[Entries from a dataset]
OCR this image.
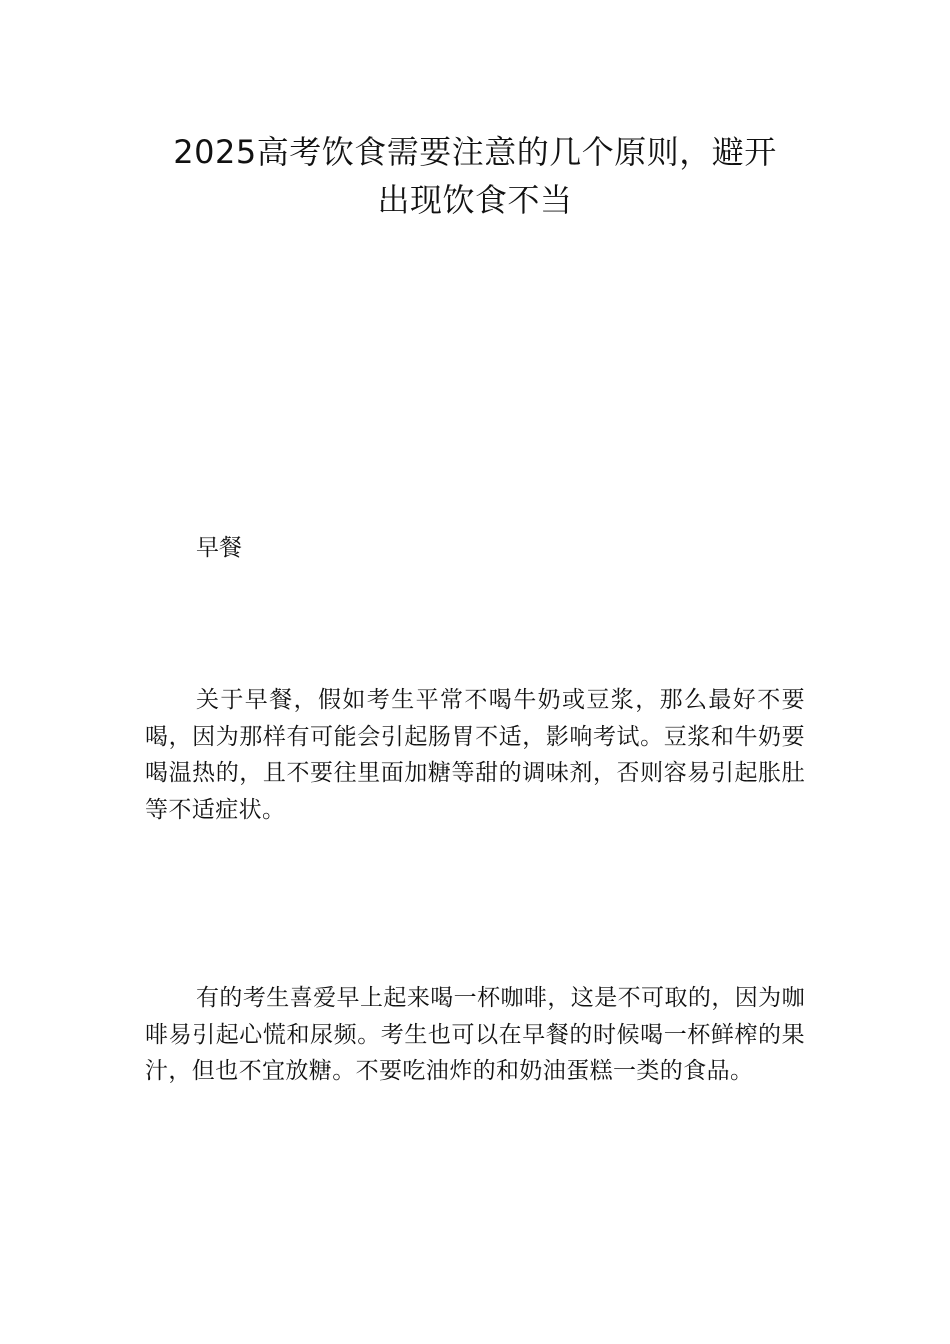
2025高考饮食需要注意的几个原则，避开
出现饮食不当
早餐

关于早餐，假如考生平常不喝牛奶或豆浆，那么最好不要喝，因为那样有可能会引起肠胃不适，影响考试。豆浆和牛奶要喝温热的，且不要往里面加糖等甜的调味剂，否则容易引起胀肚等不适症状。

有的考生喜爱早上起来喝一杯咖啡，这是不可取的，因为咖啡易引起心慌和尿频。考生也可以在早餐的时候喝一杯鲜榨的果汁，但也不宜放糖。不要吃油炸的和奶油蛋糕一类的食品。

* * *

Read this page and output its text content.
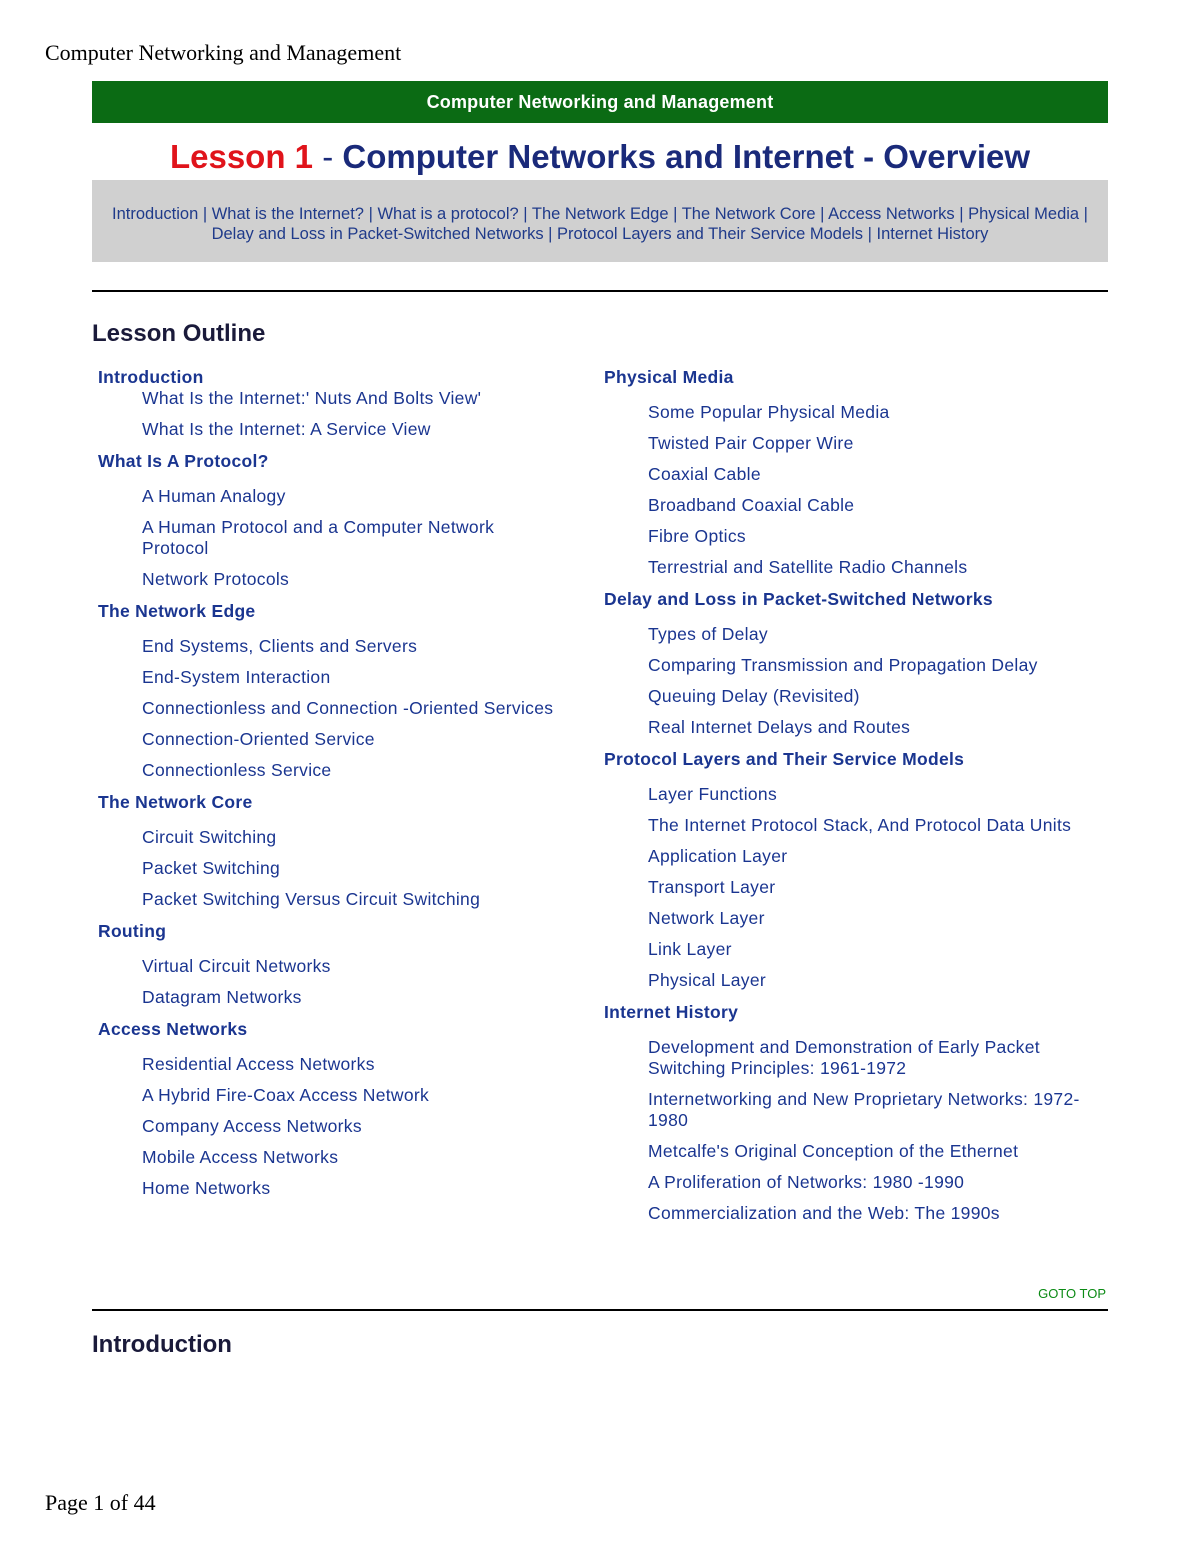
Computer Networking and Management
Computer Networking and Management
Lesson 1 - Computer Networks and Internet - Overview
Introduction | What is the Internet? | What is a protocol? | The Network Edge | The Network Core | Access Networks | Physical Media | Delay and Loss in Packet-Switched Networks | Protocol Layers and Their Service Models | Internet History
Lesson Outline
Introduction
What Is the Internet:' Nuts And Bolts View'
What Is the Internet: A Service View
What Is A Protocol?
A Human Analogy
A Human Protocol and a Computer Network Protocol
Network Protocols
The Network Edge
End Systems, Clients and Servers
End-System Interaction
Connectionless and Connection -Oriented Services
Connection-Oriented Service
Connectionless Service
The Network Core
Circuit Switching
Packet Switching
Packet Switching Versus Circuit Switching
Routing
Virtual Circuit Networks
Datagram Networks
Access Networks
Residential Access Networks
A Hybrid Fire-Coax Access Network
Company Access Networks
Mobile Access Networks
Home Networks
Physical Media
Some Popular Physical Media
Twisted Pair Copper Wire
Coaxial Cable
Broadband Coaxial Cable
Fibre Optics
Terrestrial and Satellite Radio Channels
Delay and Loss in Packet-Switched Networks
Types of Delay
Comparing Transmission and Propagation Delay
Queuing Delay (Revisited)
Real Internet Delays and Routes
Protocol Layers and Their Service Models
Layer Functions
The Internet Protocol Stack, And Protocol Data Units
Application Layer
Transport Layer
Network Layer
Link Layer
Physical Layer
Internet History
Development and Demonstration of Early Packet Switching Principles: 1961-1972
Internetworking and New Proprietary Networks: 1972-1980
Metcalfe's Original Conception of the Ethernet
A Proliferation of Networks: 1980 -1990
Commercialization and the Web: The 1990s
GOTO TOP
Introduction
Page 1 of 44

- _TASK TO COMPLETE_: Each line that holds the word "Core" should be extracted from the records.

- _OUTPUT_:
Introduction | What is the Internet? | What is a protocol? | The Network Edge | The Network Core | Access Networks | Physical Media | Delay and Loss in Packet-Switched Networks | Protocol Layers and Their Service Models | Internet History
The Network Core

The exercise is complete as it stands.